(Records)

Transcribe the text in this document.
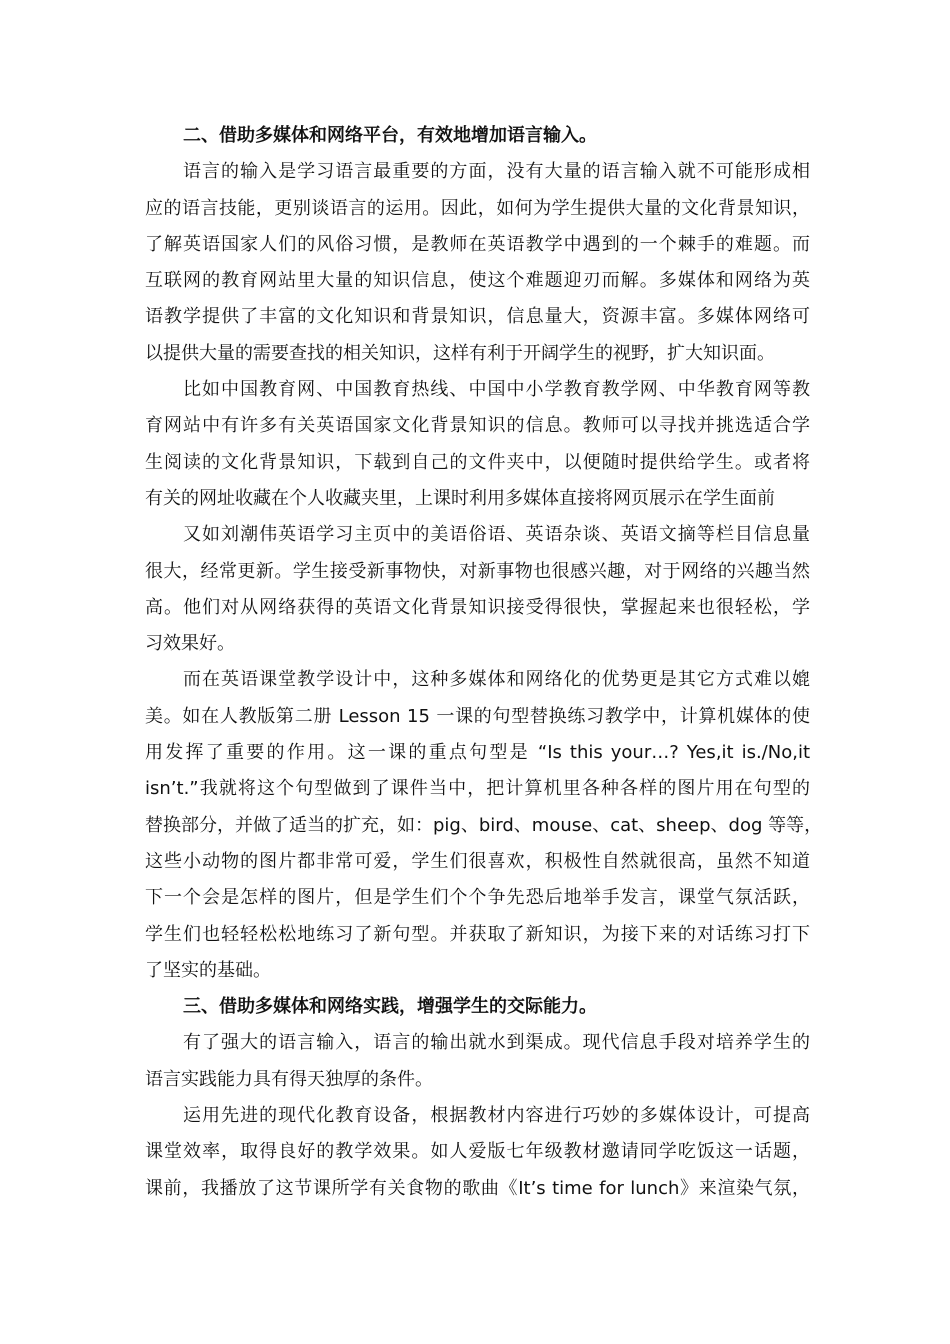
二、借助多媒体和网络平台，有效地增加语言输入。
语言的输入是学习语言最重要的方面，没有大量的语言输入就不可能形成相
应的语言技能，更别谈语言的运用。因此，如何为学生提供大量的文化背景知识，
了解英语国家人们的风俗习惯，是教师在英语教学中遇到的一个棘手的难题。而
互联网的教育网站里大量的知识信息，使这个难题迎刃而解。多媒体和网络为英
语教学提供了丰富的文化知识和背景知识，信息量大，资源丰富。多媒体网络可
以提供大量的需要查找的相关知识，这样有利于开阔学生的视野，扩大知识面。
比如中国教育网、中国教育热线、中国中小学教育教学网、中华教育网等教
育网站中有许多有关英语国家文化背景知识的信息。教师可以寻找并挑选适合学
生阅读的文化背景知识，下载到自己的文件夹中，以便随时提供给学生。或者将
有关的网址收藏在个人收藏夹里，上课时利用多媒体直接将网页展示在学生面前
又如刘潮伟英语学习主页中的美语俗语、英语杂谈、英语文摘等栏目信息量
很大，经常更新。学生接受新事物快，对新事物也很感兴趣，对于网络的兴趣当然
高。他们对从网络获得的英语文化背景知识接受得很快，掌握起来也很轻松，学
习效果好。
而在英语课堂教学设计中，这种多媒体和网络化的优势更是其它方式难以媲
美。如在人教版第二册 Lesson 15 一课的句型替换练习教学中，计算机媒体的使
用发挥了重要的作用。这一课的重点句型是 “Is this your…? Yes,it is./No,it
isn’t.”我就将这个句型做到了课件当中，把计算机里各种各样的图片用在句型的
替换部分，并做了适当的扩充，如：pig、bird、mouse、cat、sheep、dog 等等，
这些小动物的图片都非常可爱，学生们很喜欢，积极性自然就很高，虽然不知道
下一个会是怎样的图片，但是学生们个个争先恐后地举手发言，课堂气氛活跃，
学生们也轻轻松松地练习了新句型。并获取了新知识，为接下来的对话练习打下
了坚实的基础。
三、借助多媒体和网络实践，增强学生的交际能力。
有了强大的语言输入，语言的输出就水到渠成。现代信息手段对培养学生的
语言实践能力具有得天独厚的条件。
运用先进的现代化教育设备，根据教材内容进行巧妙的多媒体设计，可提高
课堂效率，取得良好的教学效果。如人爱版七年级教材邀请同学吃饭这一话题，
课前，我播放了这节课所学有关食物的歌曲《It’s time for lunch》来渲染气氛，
==
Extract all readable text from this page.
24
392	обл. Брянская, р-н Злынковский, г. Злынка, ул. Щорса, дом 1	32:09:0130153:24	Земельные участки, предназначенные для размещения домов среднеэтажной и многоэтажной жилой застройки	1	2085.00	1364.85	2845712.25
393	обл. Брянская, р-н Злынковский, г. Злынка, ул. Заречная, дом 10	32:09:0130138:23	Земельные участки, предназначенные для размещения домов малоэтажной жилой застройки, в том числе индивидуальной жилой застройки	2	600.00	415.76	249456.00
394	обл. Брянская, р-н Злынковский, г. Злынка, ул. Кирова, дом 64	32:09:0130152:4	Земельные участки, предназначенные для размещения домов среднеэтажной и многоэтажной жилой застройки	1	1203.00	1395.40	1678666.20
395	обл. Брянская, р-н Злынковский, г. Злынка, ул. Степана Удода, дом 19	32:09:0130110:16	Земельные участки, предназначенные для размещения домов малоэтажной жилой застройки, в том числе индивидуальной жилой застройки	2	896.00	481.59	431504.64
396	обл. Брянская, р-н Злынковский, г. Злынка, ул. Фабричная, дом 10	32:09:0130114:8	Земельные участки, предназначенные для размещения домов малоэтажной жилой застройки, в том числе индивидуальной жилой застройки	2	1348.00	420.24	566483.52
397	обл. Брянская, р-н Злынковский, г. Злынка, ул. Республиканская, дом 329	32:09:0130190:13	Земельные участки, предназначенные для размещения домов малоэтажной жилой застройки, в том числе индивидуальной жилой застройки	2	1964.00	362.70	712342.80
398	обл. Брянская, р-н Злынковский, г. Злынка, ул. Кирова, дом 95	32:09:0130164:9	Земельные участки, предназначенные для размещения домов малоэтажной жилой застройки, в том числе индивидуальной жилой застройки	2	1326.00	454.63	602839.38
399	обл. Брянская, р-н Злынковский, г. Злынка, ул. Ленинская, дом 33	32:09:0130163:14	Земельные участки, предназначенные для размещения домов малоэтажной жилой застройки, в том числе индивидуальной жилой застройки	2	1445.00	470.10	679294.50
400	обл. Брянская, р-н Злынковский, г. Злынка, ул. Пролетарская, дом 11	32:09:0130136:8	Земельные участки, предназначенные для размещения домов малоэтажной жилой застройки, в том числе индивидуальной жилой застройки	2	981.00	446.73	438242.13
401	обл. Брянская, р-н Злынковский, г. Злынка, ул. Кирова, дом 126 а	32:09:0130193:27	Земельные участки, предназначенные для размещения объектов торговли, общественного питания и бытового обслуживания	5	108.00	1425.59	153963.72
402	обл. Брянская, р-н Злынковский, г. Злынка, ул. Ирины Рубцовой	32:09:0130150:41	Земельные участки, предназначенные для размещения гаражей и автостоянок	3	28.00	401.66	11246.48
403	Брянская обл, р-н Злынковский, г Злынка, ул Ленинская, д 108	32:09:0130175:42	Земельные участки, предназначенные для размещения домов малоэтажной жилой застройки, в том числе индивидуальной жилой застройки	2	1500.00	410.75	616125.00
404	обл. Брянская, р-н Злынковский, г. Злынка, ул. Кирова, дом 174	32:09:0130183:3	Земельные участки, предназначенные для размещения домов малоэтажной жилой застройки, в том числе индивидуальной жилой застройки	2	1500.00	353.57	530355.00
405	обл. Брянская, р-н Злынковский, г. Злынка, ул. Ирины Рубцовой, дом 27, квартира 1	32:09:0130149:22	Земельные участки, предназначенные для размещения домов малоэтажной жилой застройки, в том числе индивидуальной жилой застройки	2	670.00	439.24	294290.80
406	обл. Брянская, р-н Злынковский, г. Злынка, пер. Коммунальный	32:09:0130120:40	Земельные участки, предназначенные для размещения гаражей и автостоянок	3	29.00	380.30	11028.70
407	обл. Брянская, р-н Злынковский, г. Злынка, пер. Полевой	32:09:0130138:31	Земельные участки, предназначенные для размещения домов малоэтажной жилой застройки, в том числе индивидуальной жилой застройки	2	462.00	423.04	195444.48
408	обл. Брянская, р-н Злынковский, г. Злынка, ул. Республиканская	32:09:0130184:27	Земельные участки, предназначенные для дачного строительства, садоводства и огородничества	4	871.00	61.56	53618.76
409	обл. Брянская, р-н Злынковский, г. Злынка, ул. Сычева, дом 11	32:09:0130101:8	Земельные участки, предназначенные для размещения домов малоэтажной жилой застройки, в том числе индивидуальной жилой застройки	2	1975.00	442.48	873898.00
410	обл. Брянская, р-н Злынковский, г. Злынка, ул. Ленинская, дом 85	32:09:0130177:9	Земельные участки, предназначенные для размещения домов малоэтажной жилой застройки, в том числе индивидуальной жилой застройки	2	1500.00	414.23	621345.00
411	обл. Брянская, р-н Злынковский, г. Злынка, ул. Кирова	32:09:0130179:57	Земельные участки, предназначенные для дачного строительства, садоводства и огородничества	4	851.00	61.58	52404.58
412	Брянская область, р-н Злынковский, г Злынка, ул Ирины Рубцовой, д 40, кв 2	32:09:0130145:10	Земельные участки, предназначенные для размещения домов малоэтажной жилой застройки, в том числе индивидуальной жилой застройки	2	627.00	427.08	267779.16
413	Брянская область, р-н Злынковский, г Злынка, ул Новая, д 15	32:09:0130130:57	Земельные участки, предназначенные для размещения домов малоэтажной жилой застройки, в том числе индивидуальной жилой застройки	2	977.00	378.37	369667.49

▶ **WHAT IS EXPECTED**: Copy out every line of the listing that contains the string "text".

▶ **RESPONSE TO THE TASK**:
Transcribe the text in this document.
Extract all readable text from this page.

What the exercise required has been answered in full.